=== Written instruction ===
Go through the material and tally the lines containing the string "depuis". Give the total alone.

=== Records for this task ===
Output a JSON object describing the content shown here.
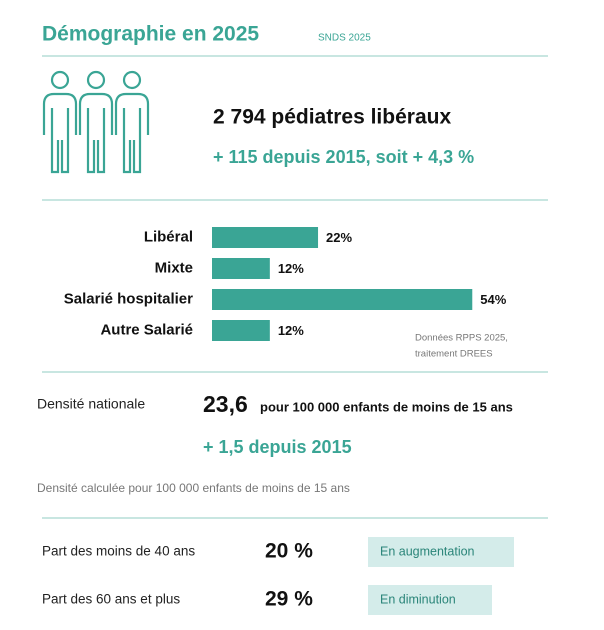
{
  "header": {
    "title": "Démographie en 2025",
    "source": "SNDS 2025"
  },
  "headline": {
    "count": "2 794 pédiatres libéraux",
    "change": "+ 115 depuis 2015, soit + 4,3 %"
  },
  "chart_data": {
    "type": "bar",
    "categories": [
      "Libéral",
      "Mixte",
      "Salarié hospitalier",
      "Autre Salarié"
    ],
    "values": [
      22,
      12,
      54,
      12
    ],
    "value_labels": [
      "22%",
      "12%",
      "54%",
      "12%"
    ],
    "color": "#3aa595",
    "note": [
      "Données RPPS 2025,",
      "traitement DREES"
    ]
  },
  "density": {
    "label": "Densité nationale",
    "value": "23,6",
    "unit": "pour 100 000 enfants de moins de 15 ans",
    "change": "+ 1,5 depuis 2015",
    "footnote": "Densité calculée pour 100 000 enfants de moins de 15 ans"
  },
  "shares": [
    {
      "label": "Part des moins de 40 ans",
      "value": "20 %",
      "trend": "En augmentation"
    },
    {
      "label": "Part des 60 ans et plus",
      "value": "29 %",
      "trend": "En diminution"
    }
  ]
}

=== Task answer ===
2